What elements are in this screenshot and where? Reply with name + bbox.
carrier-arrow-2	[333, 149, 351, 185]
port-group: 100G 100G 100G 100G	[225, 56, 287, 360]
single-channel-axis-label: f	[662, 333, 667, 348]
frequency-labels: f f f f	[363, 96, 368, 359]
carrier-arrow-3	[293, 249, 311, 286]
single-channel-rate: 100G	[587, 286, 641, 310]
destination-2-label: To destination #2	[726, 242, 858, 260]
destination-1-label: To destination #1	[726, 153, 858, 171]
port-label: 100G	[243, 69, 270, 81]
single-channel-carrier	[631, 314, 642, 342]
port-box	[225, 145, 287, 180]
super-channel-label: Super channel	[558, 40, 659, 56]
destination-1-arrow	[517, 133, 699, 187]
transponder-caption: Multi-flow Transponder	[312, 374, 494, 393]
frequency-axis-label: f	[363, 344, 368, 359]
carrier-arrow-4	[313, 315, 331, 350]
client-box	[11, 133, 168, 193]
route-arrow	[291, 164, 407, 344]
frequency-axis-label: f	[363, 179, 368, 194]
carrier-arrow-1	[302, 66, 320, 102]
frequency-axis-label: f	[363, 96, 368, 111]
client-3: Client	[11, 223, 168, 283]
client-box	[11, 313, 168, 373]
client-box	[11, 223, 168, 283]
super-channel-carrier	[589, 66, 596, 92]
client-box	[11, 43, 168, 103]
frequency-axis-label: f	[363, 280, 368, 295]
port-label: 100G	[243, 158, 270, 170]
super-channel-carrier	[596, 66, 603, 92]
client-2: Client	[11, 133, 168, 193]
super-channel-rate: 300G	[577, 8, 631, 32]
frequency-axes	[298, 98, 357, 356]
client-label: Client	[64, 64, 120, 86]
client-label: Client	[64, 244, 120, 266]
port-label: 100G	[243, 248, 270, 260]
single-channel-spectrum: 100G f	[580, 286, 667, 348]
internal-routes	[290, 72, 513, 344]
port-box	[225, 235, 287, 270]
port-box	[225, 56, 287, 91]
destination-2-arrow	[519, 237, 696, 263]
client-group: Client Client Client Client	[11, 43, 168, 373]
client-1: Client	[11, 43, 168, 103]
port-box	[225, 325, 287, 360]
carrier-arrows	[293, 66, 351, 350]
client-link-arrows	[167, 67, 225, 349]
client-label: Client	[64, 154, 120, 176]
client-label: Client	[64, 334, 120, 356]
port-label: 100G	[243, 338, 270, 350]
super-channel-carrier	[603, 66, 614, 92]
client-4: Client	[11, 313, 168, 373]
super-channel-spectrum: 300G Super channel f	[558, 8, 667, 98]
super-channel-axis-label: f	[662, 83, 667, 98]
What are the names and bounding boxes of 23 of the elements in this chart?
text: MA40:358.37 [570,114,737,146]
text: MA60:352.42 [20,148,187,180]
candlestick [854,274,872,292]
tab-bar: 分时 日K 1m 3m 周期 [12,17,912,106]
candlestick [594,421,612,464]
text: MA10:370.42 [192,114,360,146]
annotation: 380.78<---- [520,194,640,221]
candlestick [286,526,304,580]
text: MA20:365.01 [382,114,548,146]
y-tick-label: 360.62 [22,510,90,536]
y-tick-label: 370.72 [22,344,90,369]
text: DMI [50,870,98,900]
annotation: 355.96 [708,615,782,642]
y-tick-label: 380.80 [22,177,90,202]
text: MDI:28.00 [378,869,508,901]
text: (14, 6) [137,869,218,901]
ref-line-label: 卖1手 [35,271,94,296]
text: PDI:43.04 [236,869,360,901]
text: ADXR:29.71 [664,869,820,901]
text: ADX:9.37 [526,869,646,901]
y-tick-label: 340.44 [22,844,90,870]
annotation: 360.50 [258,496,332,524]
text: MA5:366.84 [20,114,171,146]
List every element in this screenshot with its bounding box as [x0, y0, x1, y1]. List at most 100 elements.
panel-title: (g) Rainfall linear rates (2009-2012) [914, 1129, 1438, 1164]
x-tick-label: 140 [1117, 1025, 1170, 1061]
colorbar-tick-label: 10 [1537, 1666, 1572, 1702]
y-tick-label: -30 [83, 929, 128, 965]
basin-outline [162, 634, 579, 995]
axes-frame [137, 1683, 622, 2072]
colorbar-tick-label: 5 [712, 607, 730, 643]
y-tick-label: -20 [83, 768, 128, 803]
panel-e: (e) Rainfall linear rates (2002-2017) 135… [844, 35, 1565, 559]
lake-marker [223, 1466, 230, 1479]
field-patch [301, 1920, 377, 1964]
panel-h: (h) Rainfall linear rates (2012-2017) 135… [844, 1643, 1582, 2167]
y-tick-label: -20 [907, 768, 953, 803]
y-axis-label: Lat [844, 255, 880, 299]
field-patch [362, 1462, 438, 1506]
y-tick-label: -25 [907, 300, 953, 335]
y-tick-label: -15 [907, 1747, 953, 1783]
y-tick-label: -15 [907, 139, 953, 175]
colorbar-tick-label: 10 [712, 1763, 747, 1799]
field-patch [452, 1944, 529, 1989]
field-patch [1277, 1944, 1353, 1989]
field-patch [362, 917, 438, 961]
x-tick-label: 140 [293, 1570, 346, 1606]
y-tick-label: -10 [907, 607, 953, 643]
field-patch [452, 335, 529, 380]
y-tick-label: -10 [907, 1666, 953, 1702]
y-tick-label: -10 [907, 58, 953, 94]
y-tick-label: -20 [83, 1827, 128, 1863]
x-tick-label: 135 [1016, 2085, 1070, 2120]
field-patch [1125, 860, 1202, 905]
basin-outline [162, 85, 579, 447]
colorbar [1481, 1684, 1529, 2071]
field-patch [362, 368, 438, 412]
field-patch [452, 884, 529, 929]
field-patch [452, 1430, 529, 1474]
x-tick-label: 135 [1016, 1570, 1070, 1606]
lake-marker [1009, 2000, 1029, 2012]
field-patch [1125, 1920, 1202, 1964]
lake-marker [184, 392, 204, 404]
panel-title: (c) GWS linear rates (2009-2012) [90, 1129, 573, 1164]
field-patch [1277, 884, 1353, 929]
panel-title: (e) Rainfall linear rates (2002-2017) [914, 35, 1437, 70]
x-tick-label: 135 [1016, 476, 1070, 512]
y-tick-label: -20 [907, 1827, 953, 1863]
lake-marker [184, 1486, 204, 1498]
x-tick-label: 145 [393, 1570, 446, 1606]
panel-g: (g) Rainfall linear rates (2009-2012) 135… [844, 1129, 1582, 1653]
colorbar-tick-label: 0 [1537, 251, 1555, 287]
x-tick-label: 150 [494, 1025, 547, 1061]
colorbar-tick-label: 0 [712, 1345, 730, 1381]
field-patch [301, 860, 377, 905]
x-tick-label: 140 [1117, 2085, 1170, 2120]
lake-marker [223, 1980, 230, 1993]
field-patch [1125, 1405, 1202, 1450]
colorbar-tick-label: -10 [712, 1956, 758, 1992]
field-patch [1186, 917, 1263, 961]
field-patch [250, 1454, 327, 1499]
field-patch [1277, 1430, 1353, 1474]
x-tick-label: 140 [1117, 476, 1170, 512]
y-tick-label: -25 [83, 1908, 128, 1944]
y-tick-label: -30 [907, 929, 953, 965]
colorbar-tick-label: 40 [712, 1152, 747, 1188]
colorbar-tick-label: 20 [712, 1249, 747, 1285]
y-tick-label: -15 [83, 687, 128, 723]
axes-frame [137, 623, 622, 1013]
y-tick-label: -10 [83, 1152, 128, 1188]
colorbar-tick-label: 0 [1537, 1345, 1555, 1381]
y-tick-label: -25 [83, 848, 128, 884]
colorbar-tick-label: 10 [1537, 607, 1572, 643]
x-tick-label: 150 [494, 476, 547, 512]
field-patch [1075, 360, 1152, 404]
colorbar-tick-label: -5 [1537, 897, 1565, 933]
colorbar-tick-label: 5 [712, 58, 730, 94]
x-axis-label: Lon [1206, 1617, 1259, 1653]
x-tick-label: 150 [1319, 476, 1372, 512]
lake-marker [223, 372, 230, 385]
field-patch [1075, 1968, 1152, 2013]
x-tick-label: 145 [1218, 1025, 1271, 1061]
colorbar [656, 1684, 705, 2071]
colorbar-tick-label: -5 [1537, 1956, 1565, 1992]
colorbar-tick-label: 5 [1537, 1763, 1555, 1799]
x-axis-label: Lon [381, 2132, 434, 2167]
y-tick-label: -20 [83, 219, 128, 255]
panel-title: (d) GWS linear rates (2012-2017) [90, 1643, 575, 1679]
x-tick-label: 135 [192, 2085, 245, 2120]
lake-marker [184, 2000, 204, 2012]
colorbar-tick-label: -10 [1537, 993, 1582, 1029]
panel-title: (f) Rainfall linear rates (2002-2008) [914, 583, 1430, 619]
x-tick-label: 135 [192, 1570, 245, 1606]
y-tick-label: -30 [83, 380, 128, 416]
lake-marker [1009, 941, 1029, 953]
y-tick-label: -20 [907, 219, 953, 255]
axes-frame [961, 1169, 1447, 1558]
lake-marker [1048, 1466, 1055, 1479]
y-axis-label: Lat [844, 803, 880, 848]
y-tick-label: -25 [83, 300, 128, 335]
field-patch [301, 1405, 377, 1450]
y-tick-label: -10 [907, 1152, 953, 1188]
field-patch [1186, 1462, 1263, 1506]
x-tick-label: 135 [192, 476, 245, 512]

WORK TO COMPLETE: Reproduce word for word everything from the start of the records down to the line containing "frequency-labels: f f", including that line.

THE ANSWER:
What elements are in this screenshot and where? Reply with name + bbox.
carrier-arrow-2	[333, 149, 351, 185]
port-group: 100G 100G 100G 100G	[225, 56, 287, 360]
single-channel-axis-label: f	[662, 333, 667, 348]
frequency-labels: f f f f	[363, 96, 368, 359]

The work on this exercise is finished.